--- START Dataset records ---
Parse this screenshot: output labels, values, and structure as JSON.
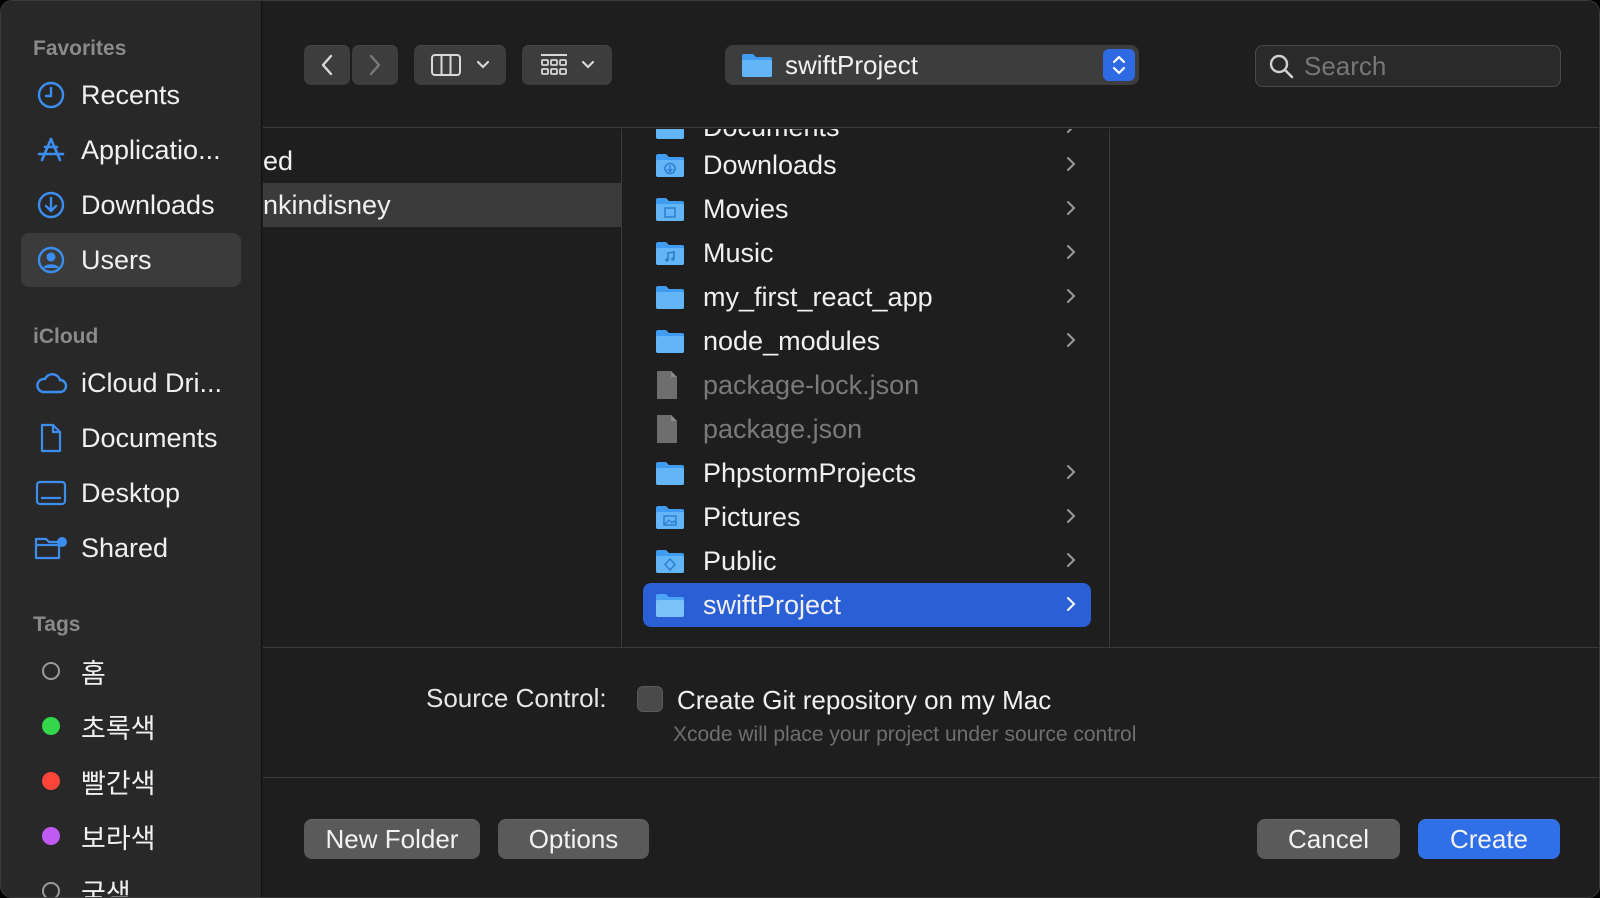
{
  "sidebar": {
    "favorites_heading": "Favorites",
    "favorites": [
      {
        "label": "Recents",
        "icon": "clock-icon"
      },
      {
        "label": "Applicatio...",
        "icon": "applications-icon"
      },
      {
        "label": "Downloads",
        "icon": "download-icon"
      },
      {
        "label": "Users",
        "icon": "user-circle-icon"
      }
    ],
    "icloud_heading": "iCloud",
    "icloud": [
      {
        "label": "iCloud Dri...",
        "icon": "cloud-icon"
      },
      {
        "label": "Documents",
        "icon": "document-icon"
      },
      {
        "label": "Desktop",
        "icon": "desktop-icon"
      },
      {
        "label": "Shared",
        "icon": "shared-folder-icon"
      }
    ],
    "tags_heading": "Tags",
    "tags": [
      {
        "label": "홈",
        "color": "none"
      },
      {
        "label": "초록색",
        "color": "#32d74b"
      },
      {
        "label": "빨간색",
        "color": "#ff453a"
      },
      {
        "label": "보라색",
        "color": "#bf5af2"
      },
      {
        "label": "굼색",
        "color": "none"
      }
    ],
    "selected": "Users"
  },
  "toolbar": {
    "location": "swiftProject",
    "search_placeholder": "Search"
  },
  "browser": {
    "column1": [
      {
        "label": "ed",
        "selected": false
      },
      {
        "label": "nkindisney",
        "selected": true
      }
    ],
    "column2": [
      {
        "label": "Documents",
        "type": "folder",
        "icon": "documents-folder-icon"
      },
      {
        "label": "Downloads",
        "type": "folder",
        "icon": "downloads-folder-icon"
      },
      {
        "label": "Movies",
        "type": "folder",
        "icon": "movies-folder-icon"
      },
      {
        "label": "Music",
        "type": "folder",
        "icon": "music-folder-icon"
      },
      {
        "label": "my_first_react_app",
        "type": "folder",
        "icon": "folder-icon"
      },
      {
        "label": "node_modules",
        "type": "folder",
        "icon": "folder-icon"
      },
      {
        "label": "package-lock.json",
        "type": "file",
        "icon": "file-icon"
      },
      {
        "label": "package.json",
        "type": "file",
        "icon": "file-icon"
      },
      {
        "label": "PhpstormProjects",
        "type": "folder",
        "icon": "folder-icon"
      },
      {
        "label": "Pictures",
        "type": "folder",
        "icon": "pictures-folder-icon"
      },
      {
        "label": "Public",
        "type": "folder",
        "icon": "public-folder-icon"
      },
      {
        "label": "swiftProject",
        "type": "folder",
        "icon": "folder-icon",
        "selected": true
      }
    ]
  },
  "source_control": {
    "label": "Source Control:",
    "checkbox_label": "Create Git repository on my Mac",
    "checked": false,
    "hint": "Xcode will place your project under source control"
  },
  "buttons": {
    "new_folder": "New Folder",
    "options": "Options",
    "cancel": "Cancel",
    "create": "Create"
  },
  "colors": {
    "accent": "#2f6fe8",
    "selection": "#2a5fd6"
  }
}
--- END Dataset records ---
--- START Dataset records ---
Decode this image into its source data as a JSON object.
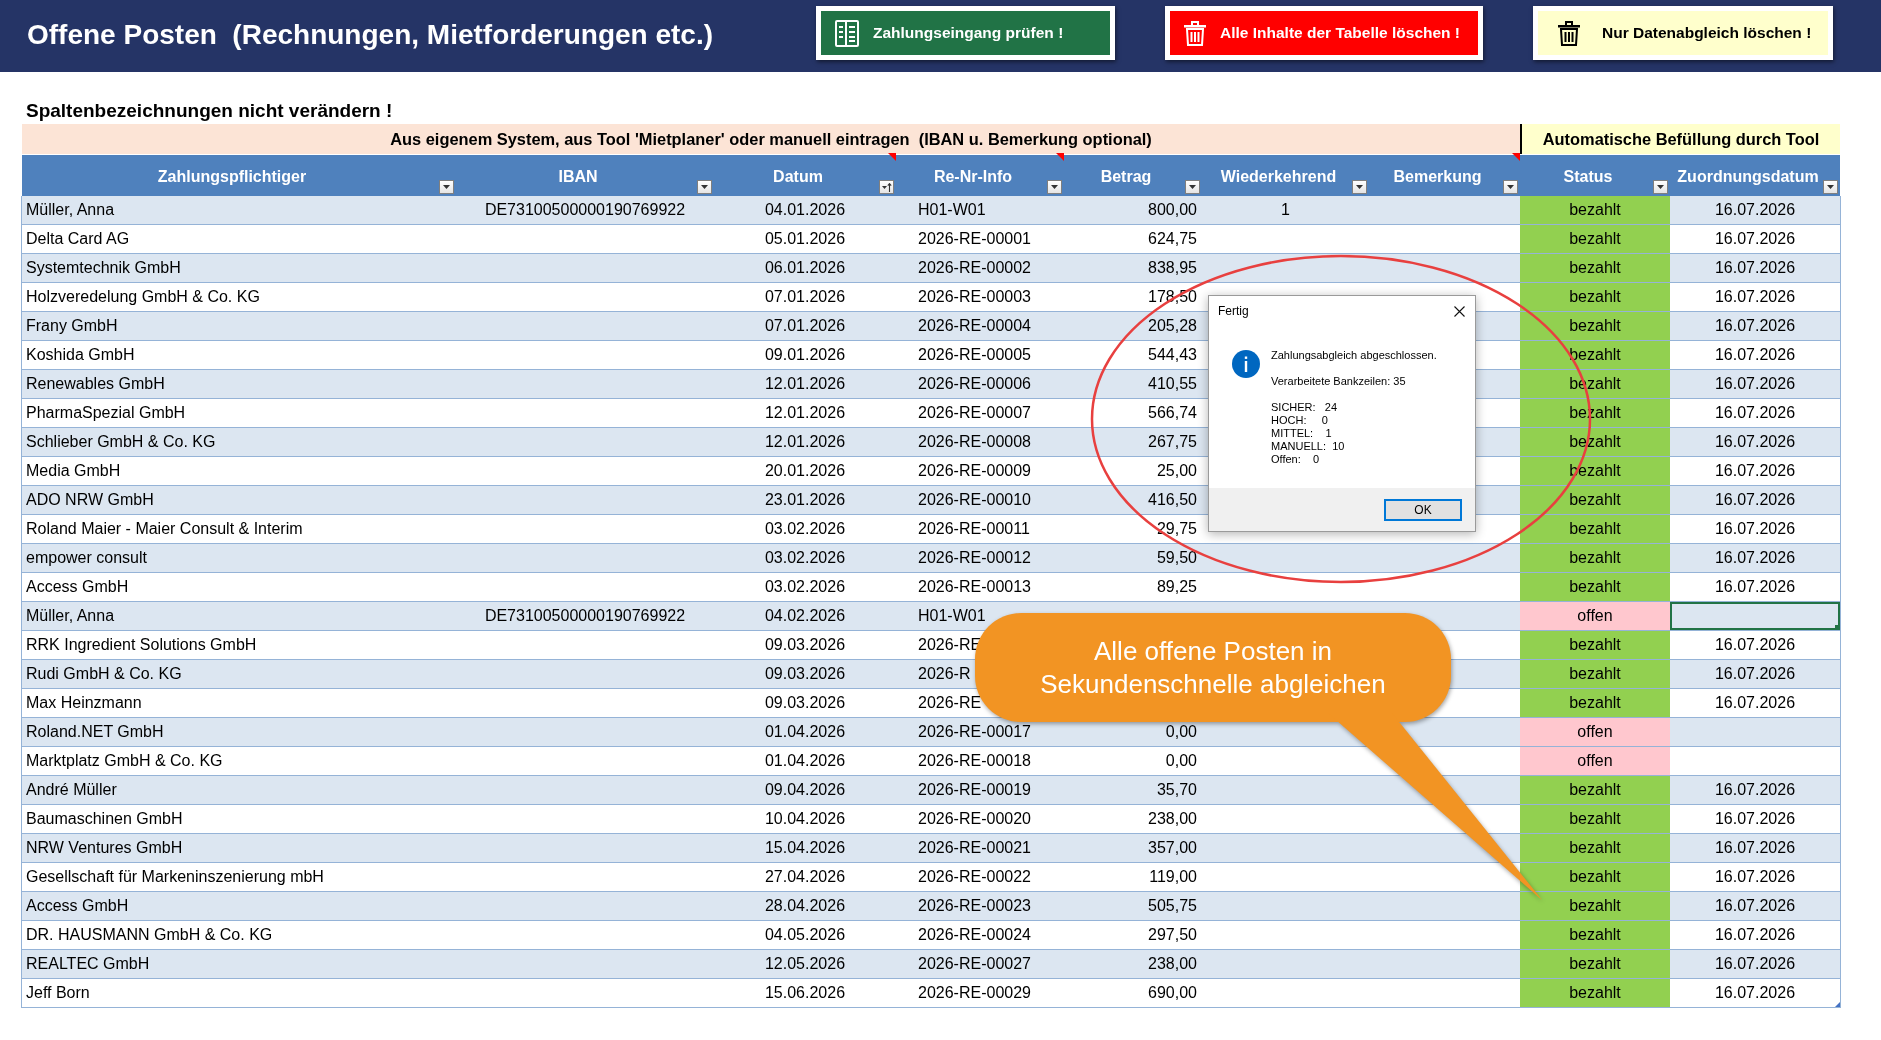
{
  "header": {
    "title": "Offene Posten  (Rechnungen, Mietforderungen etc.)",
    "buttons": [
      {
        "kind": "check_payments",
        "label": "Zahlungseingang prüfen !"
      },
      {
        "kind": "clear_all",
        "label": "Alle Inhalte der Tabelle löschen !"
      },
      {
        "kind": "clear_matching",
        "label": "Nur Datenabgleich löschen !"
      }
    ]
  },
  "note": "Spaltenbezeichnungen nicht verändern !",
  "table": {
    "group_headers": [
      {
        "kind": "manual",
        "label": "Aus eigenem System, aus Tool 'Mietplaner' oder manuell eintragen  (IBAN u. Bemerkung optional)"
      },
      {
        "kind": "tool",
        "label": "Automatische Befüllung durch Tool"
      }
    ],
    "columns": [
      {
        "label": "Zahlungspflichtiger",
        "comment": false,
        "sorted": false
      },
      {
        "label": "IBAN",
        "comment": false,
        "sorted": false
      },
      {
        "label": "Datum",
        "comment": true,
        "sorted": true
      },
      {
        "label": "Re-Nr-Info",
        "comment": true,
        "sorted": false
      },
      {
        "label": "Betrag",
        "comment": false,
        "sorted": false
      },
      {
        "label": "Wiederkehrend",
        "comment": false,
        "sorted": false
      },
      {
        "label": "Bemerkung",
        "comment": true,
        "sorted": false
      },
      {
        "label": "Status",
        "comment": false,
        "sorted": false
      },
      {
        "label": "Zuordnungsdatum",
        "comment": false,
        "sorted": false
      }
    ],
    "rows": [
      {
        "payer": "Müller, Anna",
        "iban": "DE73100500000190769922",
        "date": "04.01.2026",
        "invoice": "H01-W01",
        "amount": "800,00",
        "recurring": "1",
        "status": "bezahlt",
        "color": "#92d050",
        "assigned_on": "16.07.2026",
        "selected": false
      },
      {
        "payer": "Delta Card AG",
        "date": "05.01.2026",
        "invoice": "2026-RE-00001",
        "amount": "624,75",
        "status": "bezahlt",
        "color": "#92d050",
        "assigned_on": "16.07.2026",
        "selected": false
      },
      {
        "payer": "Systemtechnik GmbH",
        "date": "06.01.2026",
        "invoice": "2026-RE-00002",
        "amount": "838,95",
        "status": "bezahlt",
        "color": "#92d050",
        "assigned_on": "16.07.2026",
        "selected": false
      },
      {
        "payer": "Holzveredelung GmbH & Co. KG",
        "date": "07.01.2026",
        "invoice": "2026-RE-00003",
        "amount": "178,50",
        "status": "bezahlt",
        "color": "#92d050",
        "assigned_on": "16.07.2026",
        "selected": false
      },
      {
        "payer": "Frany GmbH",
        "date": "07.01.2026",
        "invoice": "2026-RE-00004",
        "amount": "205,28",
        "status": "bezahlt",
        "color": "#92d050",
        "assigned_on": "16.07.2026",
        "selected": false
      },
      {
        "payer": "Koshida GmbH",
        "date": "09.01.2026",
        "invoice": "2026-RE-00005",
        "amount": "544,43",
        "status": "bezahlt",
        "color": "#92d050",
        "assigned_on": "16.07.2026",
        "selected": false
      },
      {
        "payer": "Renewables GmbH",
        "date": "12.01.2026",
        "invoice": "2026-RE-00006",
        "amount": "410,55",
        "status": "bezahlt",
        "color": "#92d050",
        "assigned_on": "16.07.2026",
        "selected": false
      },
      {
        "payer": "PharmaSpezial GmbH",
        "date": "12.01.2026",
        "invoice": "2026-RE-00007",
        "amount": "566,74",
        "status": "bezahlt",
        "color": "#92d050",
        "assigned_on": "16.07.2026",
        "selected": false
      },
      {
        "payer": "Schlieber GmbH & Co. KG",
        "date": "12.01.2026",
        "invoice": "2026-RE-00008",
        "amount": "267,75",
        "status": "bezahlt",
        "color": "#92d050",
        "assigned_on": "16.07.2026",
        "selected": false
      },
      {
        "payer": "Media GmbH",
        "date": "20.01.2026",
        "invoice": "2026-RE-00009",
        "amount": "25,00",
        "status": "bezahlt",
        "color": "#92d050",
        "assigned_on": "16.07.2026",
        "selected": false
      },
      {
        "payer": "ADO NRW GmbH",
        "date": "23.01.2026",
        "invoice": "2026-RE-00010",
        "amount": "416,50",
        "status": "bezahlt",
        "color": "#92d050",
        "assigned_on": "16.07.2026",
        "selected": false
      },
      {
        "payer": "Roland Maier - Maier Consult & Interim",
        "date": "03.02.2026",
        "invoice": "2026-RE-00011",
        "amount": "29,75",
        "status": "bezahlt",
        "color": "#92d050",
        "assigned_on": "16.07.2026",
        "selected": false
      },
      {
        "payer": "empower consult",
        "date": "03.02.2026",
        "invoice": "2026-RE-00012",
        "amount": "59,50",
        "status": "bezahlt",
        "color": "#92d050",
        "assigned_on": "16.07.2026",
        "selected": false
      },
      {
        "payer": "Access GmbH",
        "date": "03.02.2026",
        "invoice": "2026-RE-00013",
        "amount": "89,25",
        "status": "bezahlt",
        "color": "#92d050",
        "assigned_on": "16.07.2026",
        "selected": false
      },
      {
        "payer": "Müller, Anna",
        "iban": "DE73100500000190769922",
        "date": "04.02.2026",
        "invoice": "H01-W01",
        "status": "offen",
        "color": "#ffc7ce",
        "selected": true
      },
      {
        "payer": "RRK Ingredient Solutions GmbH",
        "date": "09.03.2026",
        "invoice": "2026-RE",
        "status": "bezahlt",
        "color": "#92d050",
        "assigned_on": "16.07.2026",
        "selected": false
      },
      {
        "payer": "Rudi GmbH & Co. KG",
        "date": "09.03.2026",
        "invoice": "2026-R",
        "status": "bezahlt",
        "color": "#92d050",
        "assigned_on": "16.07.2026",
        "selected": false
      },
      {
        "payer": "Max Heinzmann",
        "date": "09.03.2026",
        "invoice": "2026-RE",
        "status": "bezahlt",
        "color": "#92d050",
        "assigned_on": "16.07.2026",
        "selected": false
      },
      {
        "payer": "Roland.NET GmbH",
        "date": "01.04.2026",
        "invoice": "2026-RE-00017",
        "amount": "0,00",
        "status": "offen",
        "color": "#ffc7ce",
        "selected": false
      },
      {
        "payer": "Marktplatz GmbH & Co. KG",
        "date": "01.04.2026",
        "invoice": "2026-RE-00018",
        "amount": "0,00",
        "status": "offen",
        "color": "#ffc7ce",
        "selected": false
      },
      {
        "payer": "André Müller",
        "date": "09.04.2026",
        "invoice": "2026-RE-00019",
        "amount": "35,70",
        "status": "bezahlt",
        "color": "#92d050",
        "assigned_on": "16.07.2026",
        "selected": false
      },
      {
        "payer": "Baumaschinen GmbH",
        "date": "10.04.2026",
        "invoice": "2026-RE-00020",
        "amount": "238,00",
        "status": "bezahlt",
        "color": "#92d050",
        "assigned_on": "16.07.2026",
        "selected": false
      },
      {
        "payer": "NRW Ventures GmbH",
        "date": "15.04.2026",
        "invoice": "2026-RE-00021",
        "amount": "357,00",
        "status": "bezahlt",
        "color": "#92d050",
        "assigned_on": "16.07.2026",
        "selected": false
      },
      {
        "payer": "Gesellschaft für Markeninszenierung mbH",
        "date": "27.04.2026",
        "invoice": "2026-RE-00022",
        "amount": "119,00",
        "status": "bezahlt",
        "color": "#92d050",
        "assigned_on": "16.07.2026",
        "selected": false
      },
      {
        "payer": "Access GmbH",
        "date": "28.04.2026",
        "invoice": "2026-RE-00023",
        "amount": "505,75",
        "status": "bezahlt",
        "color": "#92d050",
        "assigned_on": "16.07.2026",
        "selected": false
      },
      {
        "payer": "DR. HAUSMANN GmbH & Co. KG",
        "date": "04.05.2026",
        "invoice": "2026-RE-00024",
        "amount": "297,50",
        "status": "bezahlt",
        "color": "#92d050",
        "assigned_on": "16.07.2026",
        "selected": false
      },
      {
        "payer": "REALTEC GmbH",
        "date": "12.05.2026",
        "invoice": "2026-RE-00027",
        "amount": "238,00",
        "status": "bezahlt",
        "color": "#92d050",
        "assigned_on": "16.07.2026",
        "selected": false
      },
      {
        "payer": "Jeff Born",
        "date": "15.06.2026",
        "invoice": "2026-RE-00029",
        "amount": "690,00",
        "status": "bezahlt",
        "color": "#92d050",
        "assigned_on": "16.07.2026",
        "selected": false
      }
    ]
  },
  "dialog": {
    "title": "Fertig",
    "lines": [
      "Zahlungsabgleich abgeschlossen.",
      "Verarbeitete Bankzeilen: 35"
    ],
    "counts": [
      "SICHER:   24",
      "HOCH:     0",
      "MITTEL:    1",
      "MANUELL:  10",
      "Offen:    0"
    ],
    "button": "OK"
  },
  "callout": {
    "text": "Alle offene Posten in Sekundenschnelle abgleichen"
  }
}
--- END Dataset records ---
### Short task
Above are the records. Identify each line that contains the word "title".

### Result for this exercise
    "title": "Offene Posten  (Rechnungen, Mietforderungen etc.)",
    "title": "Fertig",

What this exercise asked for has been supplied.